:: RECORDED INFORMATION ::

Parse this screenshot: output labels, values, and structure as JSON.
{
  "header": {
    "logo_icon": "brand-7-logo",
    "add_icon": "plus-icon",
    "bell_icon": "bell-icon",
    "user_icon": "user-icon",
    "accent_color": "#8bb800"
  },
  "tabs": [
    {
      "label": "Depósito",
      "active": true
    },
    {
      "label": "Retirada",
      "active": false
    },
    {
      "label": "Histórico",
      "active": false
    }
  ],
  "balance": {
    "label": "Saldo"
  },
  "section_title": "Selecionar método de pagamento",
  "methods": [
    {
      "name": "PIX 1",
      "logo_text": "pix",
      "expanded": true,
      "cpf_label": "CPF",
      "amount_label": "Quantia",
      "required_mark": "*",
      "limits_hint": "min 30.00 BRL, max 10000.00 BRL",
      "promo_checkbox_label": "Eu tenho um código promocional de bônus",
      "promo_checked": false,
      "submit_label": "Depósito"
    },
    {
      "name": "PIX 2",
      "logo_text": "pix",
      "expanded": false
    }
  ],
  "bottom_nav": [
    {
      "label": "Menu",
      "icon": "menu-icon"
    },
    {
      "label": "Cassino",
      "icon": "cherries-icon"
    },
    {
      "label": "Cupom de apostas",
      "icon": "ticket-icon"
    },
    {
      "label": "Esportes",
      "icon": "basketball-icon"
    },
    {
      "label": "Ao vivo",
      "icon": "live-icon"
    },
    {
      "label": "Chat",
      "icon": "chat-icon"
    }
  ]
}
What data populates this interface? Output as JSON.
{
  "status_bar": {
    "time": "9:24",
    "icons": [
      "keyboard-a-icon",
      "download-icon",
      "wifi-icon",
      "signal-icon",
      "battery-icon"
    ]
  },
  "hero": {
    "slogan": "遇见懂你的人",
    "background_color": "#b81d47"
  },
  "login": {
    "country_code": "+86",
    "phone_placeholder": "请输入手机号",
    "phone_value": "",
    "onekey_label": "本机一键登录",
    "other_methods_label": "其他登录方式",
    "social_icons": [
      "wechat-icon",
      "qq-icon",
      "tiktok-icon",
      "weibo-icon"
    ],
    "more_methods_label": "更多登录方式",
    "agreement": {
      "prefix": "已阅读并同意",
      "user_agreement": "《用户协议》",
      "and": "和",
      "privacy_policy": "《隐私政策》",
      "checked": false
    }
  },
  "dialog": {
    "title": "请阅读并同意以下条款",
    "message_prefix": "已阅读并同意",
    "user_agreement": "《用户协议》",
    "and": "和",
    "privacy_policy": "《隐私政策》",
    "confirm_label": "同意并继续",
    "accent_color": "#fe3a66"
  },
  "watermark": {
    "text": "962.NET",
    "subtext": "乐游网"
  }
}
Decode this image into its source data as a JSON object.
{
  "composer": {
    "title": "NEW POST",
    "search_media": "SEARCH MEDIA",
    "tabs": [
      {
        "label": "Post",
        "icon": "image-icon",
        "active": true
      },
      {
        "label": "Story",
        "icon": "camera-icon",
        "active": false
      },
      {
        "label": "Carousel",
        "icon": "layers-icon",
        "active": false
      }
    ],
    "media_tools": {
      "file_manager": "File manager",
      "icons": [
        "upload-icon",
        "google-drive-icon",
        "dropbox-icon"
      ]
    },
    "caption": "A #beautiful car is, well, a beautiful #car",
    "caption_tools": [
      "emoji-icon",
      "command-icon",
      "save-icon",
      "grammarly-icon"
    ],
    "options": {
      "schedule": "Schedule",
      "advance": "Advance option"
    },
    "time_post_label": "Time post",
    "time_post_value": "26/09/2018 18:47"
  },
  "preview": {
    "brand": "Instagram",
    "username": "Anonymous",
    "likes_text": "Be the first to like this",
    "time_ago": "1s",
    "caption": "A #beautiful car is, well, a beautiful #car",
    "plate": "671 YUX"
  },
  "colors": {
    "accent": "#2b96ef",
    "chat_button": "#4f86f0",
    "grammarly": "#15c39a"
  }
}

:::

■ GIVEN REQUEST ■
Reproduce each entry above exactly, keeping every word.

■ FINISHED ANSWER ■
Parse this screenshot: output labels, values, and structure as JSON.
{
  "header": {
    "logo_icon": "brand-7-logo",
    "add_icon": "plus-icon",
    "bell_icon": "bell-icon",
    "user_icon": "user-icon",
    "accent_color": "#8bb800"
  },
  "tabs": [
    {
      "label": "Depósito",
      "active": true
    },
    {
      "label": "Retirada",
      "active": false
    },
    {
      "label": "Histórico",
      "active": false
    }
  ],
  "balance": {
    "label": "Saldo"
  },
  "section_title": "Selecionar método de pagamento",
  "methods": [
    {
      "name": "PIX 1",
      "logo_text": "pix",
      "expanded": true,
      "cpf_label": "CPF",
      "amount_label": "Quantia",
      "required_mark": "*",
      "limits_hint": "min 30.00 BRL, max 10000.00 BRL",
      "promo_checkbox_label": "Eu tenho um código promocional de bônus",
      "promo_checked": false,
      "submit_label": "Depósito"
    },
    {
      "name": "PIX 2",
      "logo_text": "pix",
      "expanded": false
    }
  ],
  "bottom_nav": [
    {
      "label": "Menu",
      "icon": "menu-icon"
    },
    {
      "label": "Cassino",
      "icon": "cherries-icon"
    },
    {
      "label": "Cupom de apostas",
      "icon": "ticket-icon"
    },
    {
      "label": "Esportes",
      "icon": "basketball-icon"
    },
    {
      "label": "Ao vivo",
      "icon": "live-icon"
    },
    {
      "label": "Chat",
      "icon": "chat-icon"
    }
  ]
}
What data populates this interface? Output as JSON.
{
  "status_bar": {
    "time": "9:24",
    "icons": [
      "keyboard-a-icon",
      "download-icon",
      "wifi-icon",
      "signal-icon",
      "battery-icon"
    ]
  },
  "hero": {
    "slogan": "遇见懂你的人",
    "background_color": "#b81d47"
  },
  "login": {
    "country_code": "+86",
    "phone_placeholder": "请输入手机号",
    "phone_value": "",
    "onekey_label": "本机一键登录",
    "other_methods_label": "其他登录方式",
    "social_icons": [
      "wechat-icon",
      "qq-icon",
      "tiktok-icon",
      "weibo-icon"
    ],
    "more_methods_label": "更多登录方式",
    "agreement": {
      "prefix": "已阅读并同意",
      "user_agreement": "《用户协议》",
      "and": "和",
      "privacy_policy": "《隐私政策》",
      "checked": false
    }
  },
  "dialog": {
    "title": "请阅读并同意以下条款",
    "message_prefix": "已阅读并同意",
    "user_agreement": "《用户协议》",
    "and": "和",
    "privacy_policy": "《隐私政策》",
    "confirm_label": "同意并继续",
    "accent_color": "#fe3a66"
  },
  "watermark": {
    "text": "962.NET",
    "subtext": "乐游网"
  }
}
Decode this image into its source data as a JSON object.
{
  "composer": {
    "title": "NEW POST",
    "search_media": "SEARCH MEDIA",
    "tabs": [
      {
        "label": "Post",
        "icon": "image-icon",
        "active": true
      },
      {
        "label": "Story",
        "icon": "camera-icon",
        "active": false
      },
      {
        "label": "Carousel",
        "icon": "layers-icon",
        "active": false
      }
    ],
    "media_tools": {
      "file_manager": "File manager",
      "icons": [
        "upload-icon",
        "google-drive-icon",
        "dropbox-icon"
      ]
    },
    "caption": "A #beautiful car is, well, a beautiful #car",
    "caption_tools": [
      "emoji-icon",
      "command-icon",
      "save-icon",
      "grammarly-icon"
    ],
    "options": {
      "schedule": "Schedule",
      "advance": "Advance option"
    },
    "time_post_label": "Time post",
    "time_post_value": "26/09/2018 18:47"
  },
  "preview": {
    "brand": "Instagram",
    "username": "Anonymous",
    "likes_text": "Be the first to like this",
    "time_ago": "1s",
    "caption": "A #beautiful car is, well, a beautiful #car",
    "plate": "671 YUX"
  },
  "colors": {
    "accent": "#2b96ef",
    "chat_button": "#4f86f0",
    "grammarly": "#15c39a"
  }
}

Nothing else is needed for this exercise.